Look through the material below for "要深刻认识到". Copy every line that contains it.
— start of Dataset records —
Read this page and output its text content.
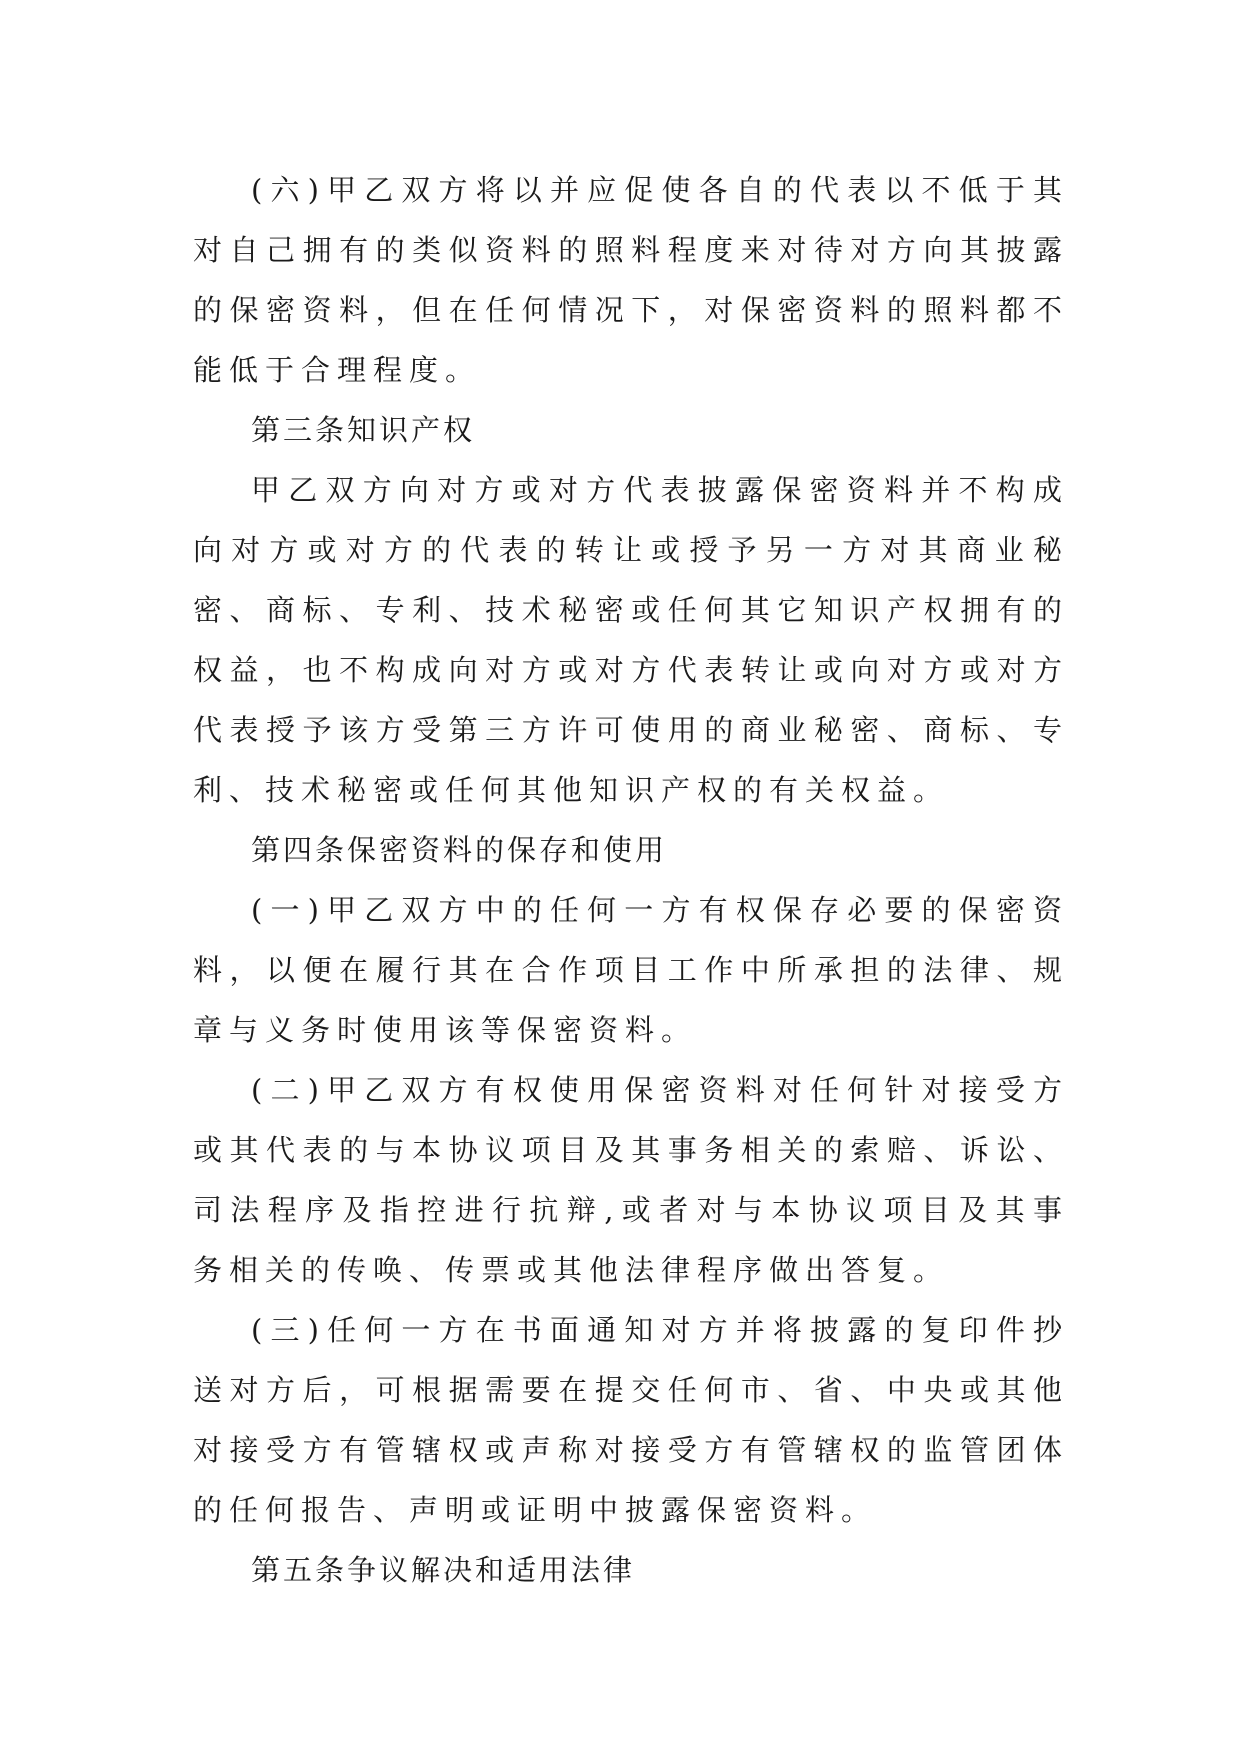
(六)甲乙双方将以并应促使各自的代表以不低于其对自己拥有的类似资料的照料程度来对待对方向其披露的保密资料，但在任何情况下，对保密资料的照料都不能低于合理程度。

第三条知识产权

甲乙双方向对方或对方代表披露保密资料并不构成向对方或对方的代表的转让或授予另一方对其商业秘密、商标、专利、技术秘密或任何其它知识产权拥有的权益，也不构成向对方或对方代表转让或向对方或对方代表授予该方受第三方许可使用的商业秘密、商标、专利、技术秘密或任何其他知识产权的有关权益。

第四条保密资料的保存和使用

(一)甲乙双方中的任何一方有权保存必要的保密资料，以便在履行其在合作项目工作中所承担的法律、规章与义务时使用该等保密资料。

(二)甲乙双方有权使用保密资料对任何针对接受方或其代表的与本协议项目及其事务相关的索赔、诉讼、司法程序及指控进行抗辩,或者对与本协议项目及其事务相关的传唤、传票或其他法律程序做出答复。

(三)任何一方在书面通知对方并将披露的复印件抄送对方后，可根据需要在提交任何市、省、中央或其他对接受方有管辖权或声称对接受方有管辖权的监管团体的任何报告、声明或证明中披露保密资料。

第五条争议解决和适用法律
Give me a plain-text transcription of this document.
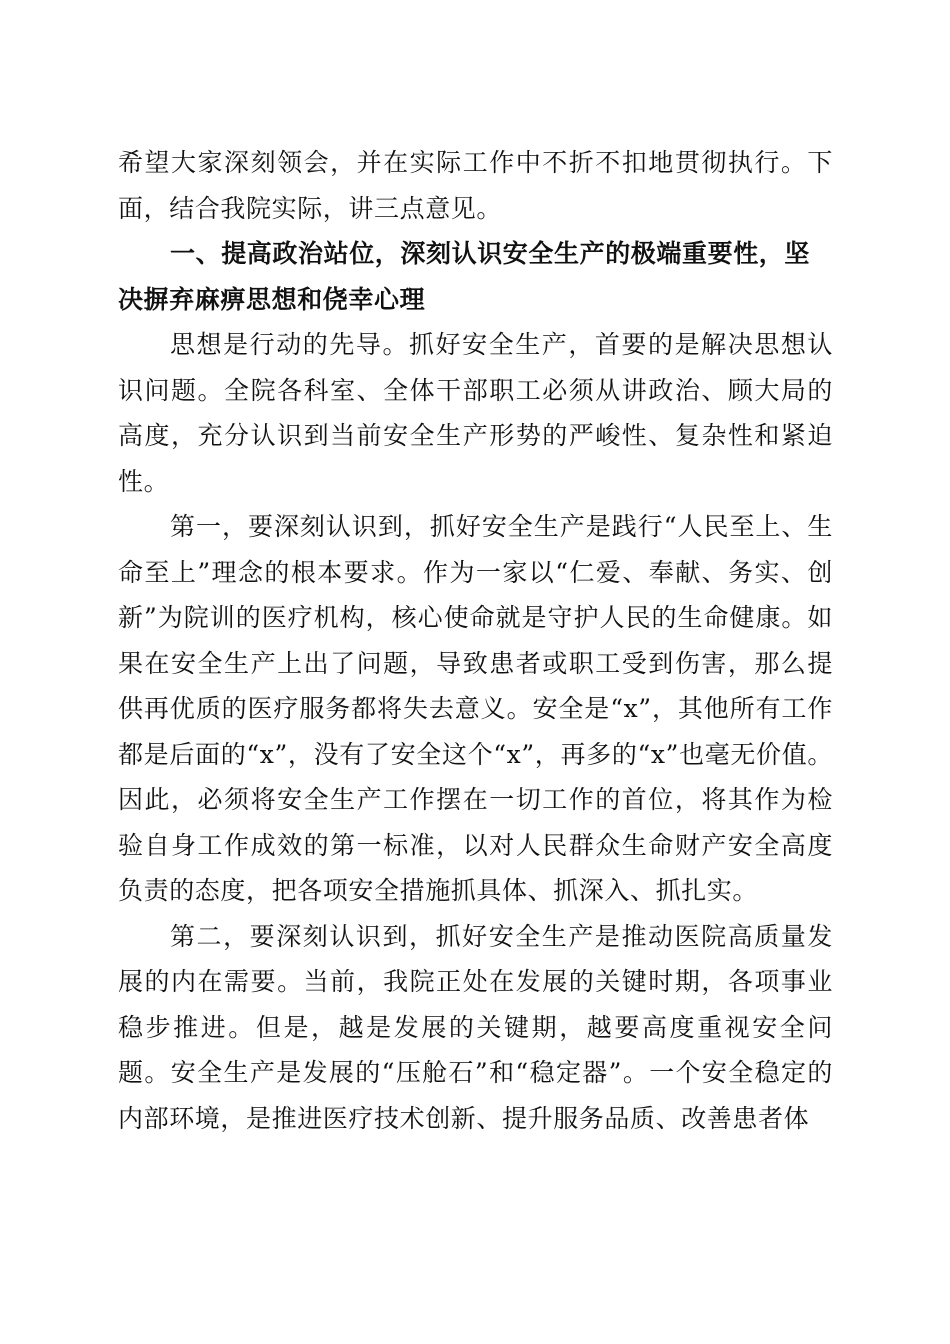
希望大家深刻领会，并在实际工作中不折不扣地贯彻执行。下面，结合我院实际，讲三点意见。

一、提高政治站位，深刻认识安全生产的极端重要性，坚决摒弃麻痹思想和侥幸心理

思想是行动的先导。抓好安全生产，首要的是解决思想认识问题。全院各科室、全体干部职工必须从讲政治、顾大局的高度，充分认识到当前安全生产形势的严峻性、复杂性和紧迫性。

第一，要深刻认识到，抓好安全生产是践行“人民至上、生命至上”理念的根本要求。作为一家以“仁爱、奉献、务实、创新”为院训的医疗机构，核心使命就是守护人民的生命健康。如果在安全生产上出了问题，导致患者或职工受到伤害，那么提供再优质的医疗服务都将失去意义。安全是“x”，其他所有工作都是后面的“x”，没有了安全这个“x”，再多的“x”也毫无价值。因此，必须将安全生产工作摆在一切工作的首位，将其作为检验自身工作成效的第一标准，以对人民群众生命财产安全高度负责的态度，把各项安全措施抓具体、抓深入、抓扎实。

第二，要深刻认识到，抓好安全生产是推动医院高质量发展的内在需要。当前，我院正处在发展的关键时期，各项事业稳步推进。但是，越是发展的关键期，越要高度重视安全问题。安全生产是发展的“压舱石”和“稳定器”。一个安全稳定的内部环境，是推进医疗技术创新、提升服务品质、改善患者体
— end of Dataset records —
- [Completed exercise]:
第一，要深刻认识到，抓好安全生产是践行“人民至上、生命至上”理念的根本要求。作为一家以“仁爱、奉献、务实、创新”为院训的医疗机构，核心使命就是守护人民的生命健康。如果在安全生产上出了问题，导致患者或职工受到伤害，那么提供再优质的医疗服务都将失去意义。安全是“x”，其他所有工作都是后面的“x”，没有了安全这个“x”，再多的“x”也毫无价值。因此，必须将安全生产工作摆在一切工作的首位，将其作为检验自身工作成效的第一标准，以对人民群众生命财产安全高度负责的态度，把各项安全措施抓具体、抓深入、抓扎实。
第二，要深刻认识到，抓好安全生产是推动医院高质量发展的内在需要。当前，我院正处在发展的关键时期，各项事业稳步推进。但是，越是发展的关键期，越要高度重视安全问题。安全生产是发展的“压舱石”和“稳定器”。一个安全稳定的内部环境，是推进医疗技术创新、提升服务品质、改善患者体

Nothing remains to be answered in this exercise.